→ **Данные упражнения**:
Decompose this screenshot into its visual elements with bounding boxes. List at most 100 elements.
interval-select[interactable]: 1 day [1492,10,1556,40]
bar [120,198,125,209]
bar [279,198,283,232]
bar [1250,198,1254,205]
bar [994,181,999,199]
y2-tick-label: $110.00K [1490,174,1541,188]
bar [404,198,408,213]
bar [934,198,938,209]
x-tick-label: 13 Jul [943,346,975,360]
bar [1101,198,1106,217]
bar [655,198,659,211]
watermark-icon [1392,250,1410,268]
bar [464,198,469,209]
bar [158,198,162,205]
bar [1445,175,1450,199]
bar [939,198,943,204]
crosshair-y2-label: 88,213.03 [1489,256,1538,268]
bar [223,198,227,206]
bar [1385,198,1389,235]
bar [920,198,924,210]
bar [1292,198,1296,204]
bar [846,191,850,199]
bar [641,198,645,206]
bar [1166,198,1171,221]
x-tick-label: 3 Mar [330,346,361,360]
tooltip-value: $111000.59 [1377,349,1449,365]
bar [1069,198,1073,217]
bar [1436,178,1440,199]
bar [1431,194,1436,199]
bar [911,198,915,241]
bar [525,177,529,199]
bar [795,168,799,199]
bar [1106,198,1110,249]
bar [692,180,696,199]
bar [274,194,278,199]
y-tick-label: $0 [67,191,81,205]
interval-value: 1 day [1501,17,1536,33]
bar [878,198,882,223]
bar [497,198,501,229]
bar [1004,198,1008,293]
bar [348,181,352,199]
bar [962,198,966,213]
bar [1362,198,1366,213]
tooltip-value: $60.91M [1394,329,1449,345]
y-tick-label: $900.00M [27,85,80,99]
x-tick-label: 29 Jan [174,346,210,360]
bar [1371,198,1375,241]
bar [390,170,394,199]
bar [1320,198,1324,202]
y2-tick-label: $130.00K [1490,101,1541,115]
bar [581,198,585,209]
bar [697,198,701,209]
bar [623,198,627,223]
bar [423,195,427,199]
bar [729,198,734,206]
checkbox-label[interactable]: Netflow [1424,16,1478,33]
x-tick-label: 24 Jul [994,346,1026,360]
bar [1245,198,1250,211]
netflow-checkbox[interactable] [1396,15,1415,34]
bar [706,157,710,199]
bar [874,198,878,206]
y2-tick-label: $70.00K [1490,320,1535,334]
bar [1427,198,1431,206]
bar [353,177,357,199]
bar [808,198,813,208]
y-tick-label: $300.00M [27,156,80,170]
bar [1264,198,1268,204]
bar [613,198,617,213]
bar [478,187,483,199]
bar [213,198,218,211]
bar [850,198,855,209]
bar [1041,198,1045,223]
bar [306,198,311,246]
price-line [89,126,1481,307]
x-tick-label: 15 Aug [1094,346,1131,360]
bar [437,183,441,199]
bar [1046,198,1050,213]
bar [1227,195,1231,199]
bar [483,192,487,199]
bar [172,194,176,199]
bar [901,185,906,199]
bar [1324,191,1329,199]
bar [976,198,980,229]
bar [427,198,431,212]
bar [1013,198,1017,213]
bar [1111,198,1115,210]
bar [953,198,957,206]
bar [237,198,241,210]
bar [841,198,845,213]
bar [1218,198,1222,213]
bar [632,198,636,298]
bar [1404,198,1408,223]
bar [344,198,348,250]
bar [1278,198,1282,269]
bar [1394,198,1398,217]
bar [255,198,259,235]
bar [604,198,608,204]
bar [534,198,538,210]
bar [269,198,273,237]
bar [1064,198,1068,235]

→ **Задание**: Перепишете все строки выше слово в слово, ничего не меняя и не пропуская?

→ **Полный ответ**:
Decompose this screenshot into its visual elements with bounding boxes. List at most 100 elements.
interval-select[interactable]: 1 day [1492,10,1556,40]
bar [120,198,125,209]
bar [279,198,283,232]
bar [1250,198,1254,205]
bar [994,181,999,199]
y2-tick-label: $110.00K [1490,174,1541,188]
bar [404,198,408,213]
bar [934,198,938,209]
x-tick-label: 13 Jul [943,346,975,360]
bar [1101,198,1106,217]
bar [655,198,659,211]
watermark-icon [1392,250,1410,268]
bar [464,198,469,209]
bar [158,198,162,205]
bar [1445,175,1450,199]
bar [939,198,943,204]
crosshair-y2-label: 88,213.03 [1489,256,1538,268]
bar [223,198,227,206]
bar [1385,198,1389,235]
bar [920,198,924,210]
bar [1292,198,1296,204]
bar [846,191,850,199]
bar [641,198,645,206]
bar [1166,198,1171,221]
x-tick-label: 3 Mar [330,346,361,360]
tooltip-value: $111000.59 [1377,349,1449,365]
bar [1069,198,1073,217]
bar [1436,178,1440,199]
bar [1431,194,1436,199]
bar [911,198,915,241]
bar [525,177,529,199]
bar [795,168,799,199]
bar [1106,198,1110,249]
bar [692,180,696,199]
bar [274,194,278,199]
y-tick-label: $0 [67,191,81,205]
interval-value: 1 day [1501,17,1536,33]
bar [878,198,882,223]
bar [497,198,501,229]
bar [1004,198,1008,293]
bar [348,181,352,199]
bar [962,198,966,213]
bar [1362,198,1366,213]
tooltip-value: $60.91M [1394,329,1449,345]
y-tick-label: $900.00M [27,85,80,99]
x-tick-label: 29 Jan [174,346,210,360]
bar [1371,198,1375,241]
bar [390,170,394,199]
bar [1320,198,1324,202]
y2-tick-label: $130.00K [1490,101,1541,115]
bar [581,198,585,209]
bar [697,198,701,209]
bar [623,198,627,223]
bar [423,195,427,199]
bar [729,198,734,206]
checkbox-label[interactable]: Netflow [1424,16,1478,33]
x-tick-label: 24 Jul [994,346,1026,360]
bar [1245,198,1250,211]
netflow-checkbox[interactable] [1396,15,1415,34]
bar [706,157,710,199]
bar [874,198,878,206]
y2-tick-label: $70.00K [1490,320,1535,334]
bar [1427,198,1431,206]
bar [353,177,357,199]
bar [808,198,813,208]
y-tick-label: $300.00M [27,156,80,170]
bar [1264,198,1268,204]
bar [613,198,617,213]
bar [478,187,483,199]
bar [213,198,218,211]
bar [850,198,855,209]
bar [1041,198,1045,223]
bar [306,198,311,246]
price-line [89,126,1481,307]
x-tick-label: 15 Aug [1094,346,1131,360]
bar [437,183,441,199]
bar [1046,198,1050,213]
bar [1227,195,1231,199]
bar [483,192,487,199]
bar [172,194,176,199]
bar [901,185,906,199]
bar [1324,191,1329,199]
bar [976,198,980,229]
bar [427,198,431,212]
bar [1013,198,1017,213]
bar [1111,198,1115,210]
bar [953,198,957,206]
bar [237,198,241,210]
bar [841,198,845,213]
bar [1218,198,1222,213]
bar [632,198,636,298]
bar [1404,198,1408,223]
bar [344,198,348,250]
bar [1278,198,1282,269]
bar [1394,198,1398,217]
bar [255,198,259,235]
bar [604,198,608,204]
bar [534,198,538,210]
bar [269,198,273,237]
bar [1064,198,1068,235]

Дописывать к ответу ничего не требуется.